Record set —
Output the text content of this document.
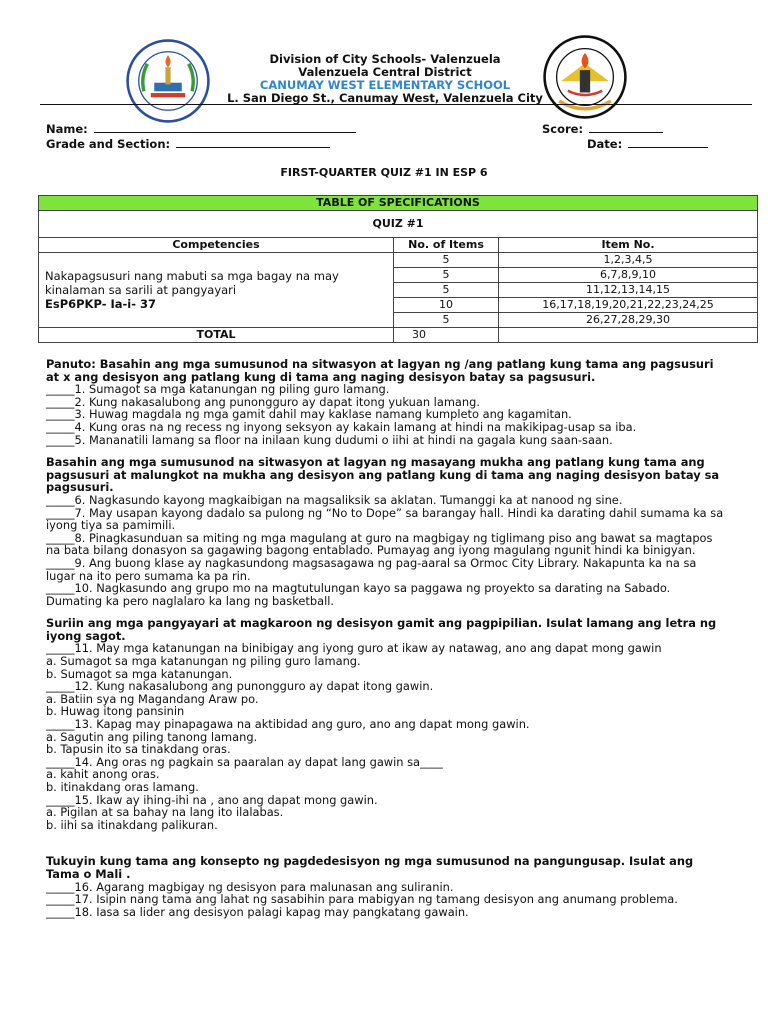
Division of City Schools- Valenzuela
Valenzuela Central District
CANUMAY WEST ELEMENTARY SCHOOL
L. San Diego St., Canumay West, Valenzuela City
Name:	Score:
Grade and Section:	Date:
FIRST-QUARTER QUIZ #1 IN ESP 6
TABLE OF SPECIFICATIONS		
QUIZ #1		
Competencies	No. of Items	Item No.

Nakapagsusuri nang mabuti sa mga bagay na may
kinalaman sa sarili at pangyayari
EsP6PKP- Ia-i- 37	5	1,2,3,4,5
	5	6,7,8,9,10
	5	11,12,13,14,15
	10	16,17,18,19,20,21,22,23,24,25
	5	26,27,28,29,30
TOTAL	30	

Panuto: Basahin ang mga sumusunod na sitwasyon at lagyan ng /ang patlang kung tama ang pagsusuri at x ang desisyon ang patlang kung di tama ang naging desisyon batay sa pagsusuri.

_____1. Sumagot sa mga katanungan ng piling guro lamang.

_____2. Kung nakasalubong ang punongguro ay dapat itong yukuan lamang.

_____3. Huwag magdala ng mga gamit dahil may kaklase namang kumpleto ang kagamitan.

_____4. Kung oras na ng recess ng inyong seksyon ay kakain lamang at hindi na makikipag-usap sa iba.

_____5. Mananatili lamang sa floor na inilaan kung dudumi o iihi at hindi na gagala kung saan-saan.

Basahin ang mga sumusunod na sitwasyon at lagyan ng masayang mukha ang patlang kung tama ang pagsusuri at malungkot na mukha ang desisyon ang patlang kung di tama ang naging desisyon batay sa pagsusuri.

_____6. Nagkasundo kayong magkaibigan na magsaliksik sa aklatan. Tumanggi ka at nanood ng sine.

_____7. May usapan kayong dadalo sa pulong ng “No to Dope” sa barangay hall. Hindi ka darating dahil sumama ka sa iyong tiya sa pamimili.

_____8. Pinagkasunduan sa miting ng mga magulang at guro na magbigay ng tiglimang piso ang bawat sa magtapos na bata bilang donasyon sa gagawing bagong entablado. Pumayag ang iyong magulang ngunit hindi ka binigyan.

_____9. Ang buong klase ay nagkasundong magsasagawa ng pag-aaral sa Ormoc City Library. Nakapunta ka na sa lugar na ito pero sumama ka pa rin.

_____10. Nagkasundo ang grupo mo na magtutulungan kayo sa paggawa ng proyekto sa darating na Sabado. Dumating ka pero naglalaro ka lang ng basketball.

Suriin ang mga pangyayari at magkaroon ng desisyon gamit ang pagpipilian. Isulat lamang ang letra ng iyong sagot.

_____11. May mga katanungan na binibigay ang iyong guro at ikaw ay natawag, ano ang dapat mong gawin

a. Sumagot sa mga katanungan ng piling guro lamang.

b. Sumagot sa mga katanungan.

_____12. Kung nakasalubong ang punongguro ay dapat itong gawin.

a. Batiin sya ng Magandang Araw po.

b. Huwag itong pansinin

_____13. Kapag may pinapagawa na aktibidad ang guro, ano ang dapat mong gawin.

a. Sagutin ang piling tanong lamang.

b. Tapusin ito sa tinakdang oras.

_____14. Ang oras ng pagkain sa paaralan ay dapat lang gawin sa____

a. kahit anong oras.

b. itinakdang oras lamang.

_____15. Ikaw ay ihing-ihi na , ano ang dapat mong gawin.

a. Pigilan at sa bahay na lang ito ilalabas.

b. iihi sa itinakdang palikuran.

Tukuyin kung tama ang konsepto ng pagdedesisyon ng mga sumusunod na pangungusap. Isulat ang Tama o Mali .

_____16. Agarang magbigay ng desisyon para malunasan ang suliranin.

_____17. Isipin nang tama ang lahat ng sasabihin para mabigyan ng tamang desisyon ang anumang problema.

_____18. Iasa sa lider ang desisyon palagi kapag may pangkatang gawain.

Work instructions —
Return each line exactly as written. Any picture gets left out.

Finished task —
Output the text content of this document.
Division of City Schools- Valenzuela
Valenzuela Central District
CANUMAY WEST ELEMENTARY SCHOOL
L. San Diego St., Canumay West, Valenzuela City
Name:	Score:
Grade and Section:	Date:
FIRST-QUARTER QUIZ #1 IN ESP 6
TABLE OF SPECIFICATIONS		
QUIZ #1		
Competencies	No. of Items	Item No.

Nakapagsusuri nang mabuti sa mga bagay na may
kinalaman sa sarili at pangyayari
EsP6PKP- Ia-i- 37	5	1,2,3,4,5
	5	6,7,8,9,10
	5	11,12,13,14,15
	10	16,17,18,19,20,21,22,23,24,25
	5	26,27,28,29,30
TOTAL	30	

Panuto: Basahin ang mga sumusunod na sitwasyon at lagyan ng /ang patlang kung tama ang pagsusuri at x ang desisyon ang patlang kung di tama ang naging desisyon batay sa pagsusuri.

_____1. Sumagot sa mga katanungan ng piling guro lamang.

_____2. Kung nakasalubong ang punongguro ay dapat itong yukuan lamang.

_____3. Huwag magdala ng mga gamit dahil may kaklase namang kumpleto ang kagamitan.

_____4. Kung oras na ng recess ng inyong seksyon ay kakain lamang at hindi na makikipag-usap sa iba.

_____5. Mananatili lamang sa floor na inilaan kung dudumi o iihi at hindi na gagala kung saan-saan.

Basahin ang mga sumusunod na sitwasyon at lagyan ng masayang mukha ang patlang kung tama ang pagsusuri at malungkot na mukha ang desisyon ang patlang kung di tama ang naging desisyon batay sa pagsusuri.

_____6. Nagkasundo kayong magkaibigan na magsaliksik sa aklatan. Tumanggi ka at nanood ng sine.

_____7. May usapan kayong dadalo sa pulong ng “No to Dope” sa barangay hall. Hindi ka darating dahil sumama ka sa iyong tiya sa pamimili.

_____8. Pinagkasunduan sa miting ng mga magulang at guro na magbigay ng tiglimang piso ang bawat sa magtapos na bata bilang donasyon sa gagawing bagong entablado. Pumayag ang iyong magulang ngunit hindi ka binigyan.

_____9. Ang buong klase ay nagkasundong magsasagawa ng pag-aaral sa Ormoc City Library. Nakapunta ka na sa lugar na ito pero sumama ka pa rin.

_____10. Nagkasundo ang grupo mo na magtutulungan kayo sa paggawa ng proyekto sa darating na Sabado. Dumating ka pero naglalaro ka lang ng basketball.

Suriin ang mga pangyayari at magkaroon ng desisyon gamit ang pagpipilian. Isulat lamang ang letra ng iyong sagot.

_____11. May mga katanungan na binibigay ang iyong guro at ikaw ay natawag, ano ang dapat mong gawin

a. Sumagot sa mga katanungan ng piling guro lamang.

b. Sumagot sa mga katanungan.

_____12. Kung nakasalubong ang punongguro ay dapat itong gawin.

a. Batiin sya ng Magandang Araw po.

b. Huwag itong pansinin

_____13. Kapag may pinapagawa na aktibidad ang guro, ano ang dapat mong gawin.

a. Sagutin ang piling tanong lamang.

b. Tapusin ito sa tinakdang oras.

_____14. Ang oras ng pagkain sa paaralan ay dapat lang gawin sa____

a. kahit anong oras.

b. itinakdang oras lamang.

_____15. Ikaw ay ihing-ihi na , ano ang dapat mong gawin.

a. Pigilan at sa bahay na lang ito ilalabas.

b. iihi sa itinakdang palikuran.

Tukuyin kung tama ang konsepto ng pagdedesisyon ng mga sumusunod na pangungusap. Isulat ang Tama o Mali .

_____16. Agarang magbigay ng desisyon para malunasan ang suliranin.

_____17. Isipin nang tama ang lahat ng sasabihin para mabigyan ng tamang desisyon ang anumang problema.

_____18. Iasa sa lider ang desisyon palagi kapag may pangkatang gawain.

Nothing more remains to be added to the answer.